▶ Written problem
Repeat the listing word for word. No pictures belong in the copy.

## Begin

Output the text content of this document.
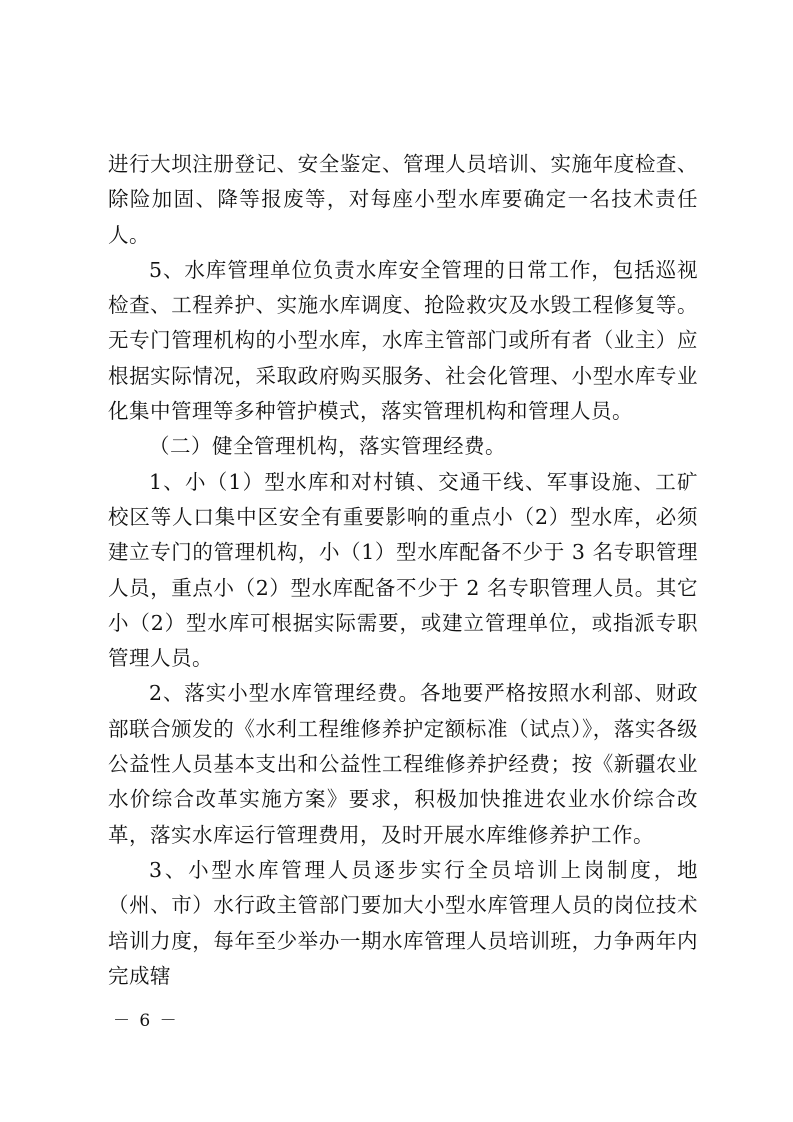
进行大坝注册登记、安全鉴定、管理人员培训、实施年度检查、除险加固、降等报废等，对每座小型水库要确定一名技术责任人。

5、水库管理单位负责水库安全管理的日常工作，包括巡视检查、工程养护、实施水库调度、抢险救灾及水毁工程修复等。无专门管理机构的小型水库，水库主管部门或所有者（业主）应根据实际情况，采取政府购买服务、社会化管理、小型水库专业化集中管理等多种管护模式，落实管理机构和管理人员。

（二）健全管理机构，落实管理经费。

1、小（1）型水库和对村镇、交通干线、军事设施、工矿校区等人口集中区安全有重要影响的重点小（2）型水库，必须建立专门的管理机构，小（1）型水库配备不少于 3 名专职管理人员，重点小（2）型水库配备不少于 2 名专职管理人员。其它小（2）型水库可根据实际需要，或建立管理单位，或指派专职管理人员。

2、落实小型水库管理经费。各地要严格按照水利部、财政部联合颁发的《水利工程维修养护定额标准（试点）》，落实各级公益性人员基本支出和公益性工程维修养护经费；按《新疆农业水价综合改革实施方案》要求，积极加快推进农业水价综合改革，落实水库运行管理费用，及时开展水库维修养护工作。

3、小型水库管理人员逐步实行全员培训上岗制度，地（州、市）水行政主管部门要加大小型水库管理人员的岗位技术培训力度，每年至少举办一期水库管理人员培训班，力争两年内完成辖

－ 6 －
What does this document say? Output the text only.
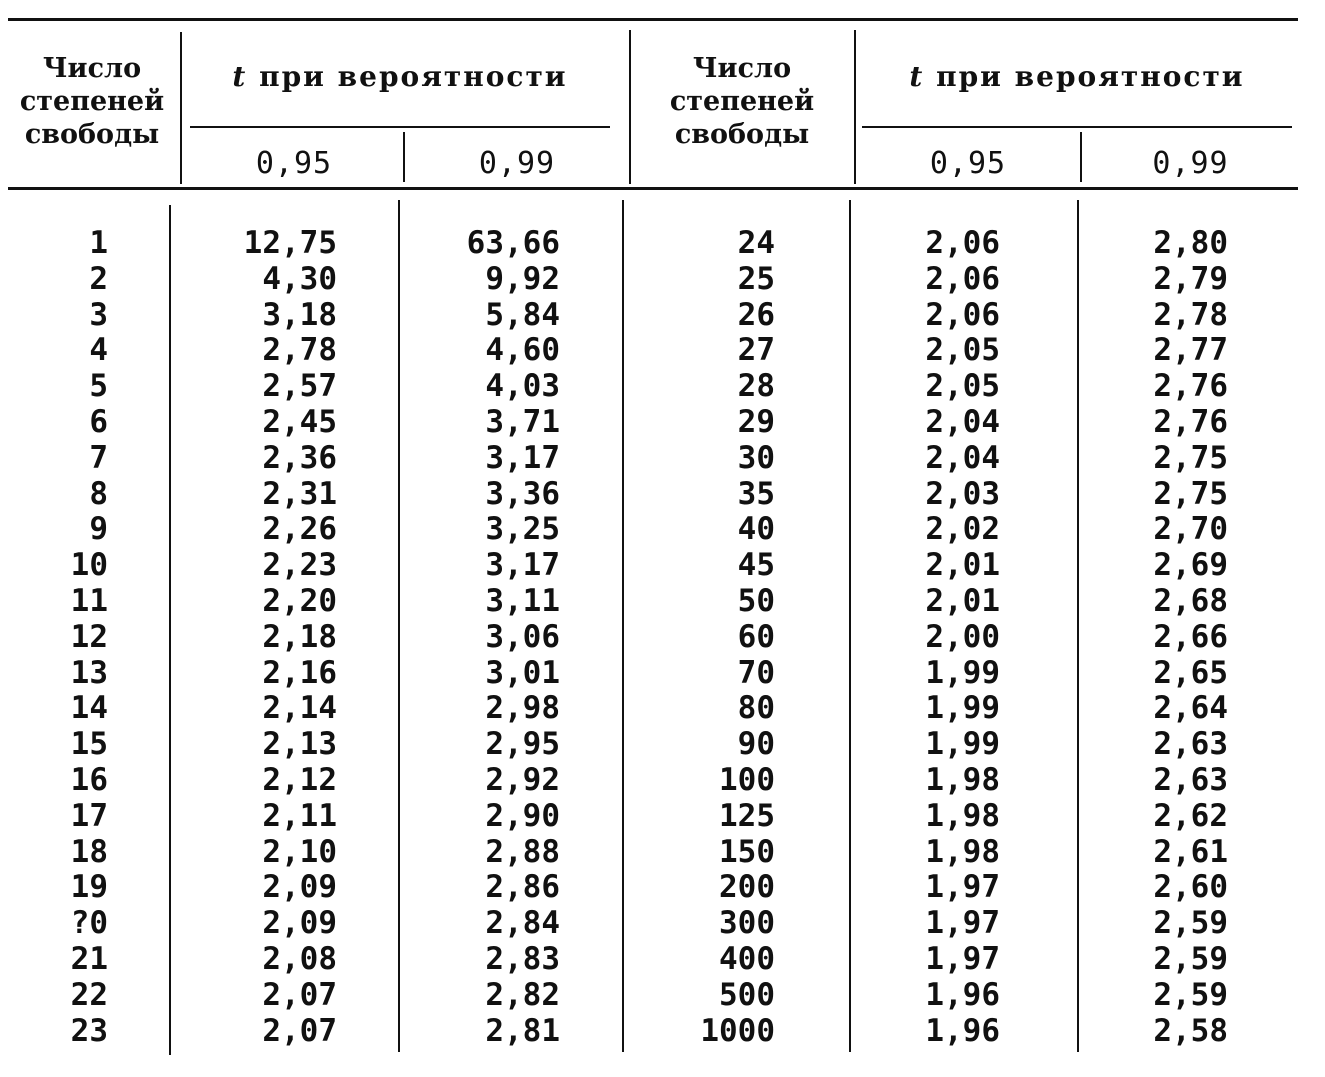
Число
степеней
свободы
t при вероятности
0,95	0,99
Число
степеней
свободы
t при вероятности
0,95	0,99
1
2
3
4
5
6
7
8
9
10
11
12
13
14
15
16
17
18
19
?0
21
22
23
12,75
4,30
3,18
2,78
2,57
2,45
2,36
2,31
2,26
2,23
2,20
2,18
2,16
2,14
2,13
2,12
2,11
2,10
2,09
2,09
2,08
2,07
2,07
63,66
9,92
5,84
4,60
4,03
3,71
3,17
3,36
3,25
3,17
3,11
3,06
3,01
2,98
2,95
2,92
2,90
2,88
2,86
2,84
2,83
2,82
2,81
24
25
26
27
28
29
30
35
40
45
50
60
70
80
90
100
125
150
200
300
400
500
1000
2,06
2,06
2,06
2,05
2,05
2,04
2,04
2,03
2,02
2,01
2,01
2,00
1,99
1,99
1,99
1,98
1,98
1,98
1,97
1,97
1,97
1,96
1,96
2,80
2,79
2,78
2,77
2,76
2,76
2,75
2,75
2,70
2,69
2,68
2,66
2,65
2,64
2,63
2,63
2,62
2,61
2,60
2,59
2,59
2,59
2,58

## End

▶ Output of the exercise
Output the text content of this document.
进行大坝注册登记、安全鉴定、管理人员培训、实施年度检查、除险加固、降等报废等，对每座小型水库要确定一名技术责任人。

5、水库管理单位负责水库安全管理的日常工作，包括巡视检查、工程养护、实施水库调度、抢险救灾及水毁工程修复等。无专门管理机构的小型水库，水库主管部门或所有者（业主）应根据实际情况，采取政府购买服务、社会化管理、小型水库专业化集中管理等多种管护模式，落实管理机构和管理人员。

（二）健全管理机构，落实管理经费。

1、小（1）型水库和对村镇、交通干线、军事设施、工矿校区等人口集中区安全有重要影响的重点小（2）型水库，必须建立专门的管理机构，小（1）型水库配备不少于 3 名专职管理人员，重点小（2）型水库配备不少于 2 名专职管理人员。其它小（2）型水库可根据实际需要，或建立管理单位，或指派专职管理人员。

2、落实小型水库管理经费。各地要严格按照水利部、财政部联合颁发的《水利工程维修养护定额标准（试点）》，落实各级公益性人员基本支出和公益性工程维修养护经费；按《新疆农业水价综合改革实施方案》要求，积极加快推进农业水价综合改革，落实水库运行管理费用，及时开展水库维修养护工作。

3、小型水库管理人员逐步实行全员培训上岗制度，地（州、市）水行政主管部门要加大小型水库管理人员的岗位技术培训力度，每年至少举办一期水库管理人员培训班，力争两年内完成辖

－ 6 －
What does this document say? Output the text only.
Число
степеней
свободы
t при вероятности
0,95	0,99
Число
степеней
свободы
t при вероятности
0,95	0,99
1
2
3
4
5
6
7
8
9
10
11
12
13
14
15
16
17
18
19
?0
21
22
23
12,75
4,30
3,18
2,78
2,57
2,45
2,36
2,31
2,26
2,23
2,20
2,18
2,16
2,14
2,13
2,12
2,11
2,10
2,09
2,09
2,08
2,07
2,07
63,66
9,92
5,84
4,60
4,03
3,71
3,17
3,36
3,25
3,17
3,11
3,06
3,01
2,98
2,95
2,92
2,90
2,88
2,86
2,84
2,83
2,82
2,81
24
25
26
27
28
29
30
35
40
45
50
60
70
80
90
100
125
150
200
300
400
500
1000
2,06
2,06
2,06
2,05
2,05
2,04
2,04
2,03
2,02
2,01
2,01
2,00
1,99
1,99
1,99
1,98
1,98
1,98
1,97
1,97
1,97
1,96
1,96
2,80
2,79
2,78
2,77
2,76
2,76
2,75
2,75
2,70
2,69
2,68
2,66
2,65
2,64
2,63
2,63
2,62
2,61
2,60
2,59
2,59
2,59
2,58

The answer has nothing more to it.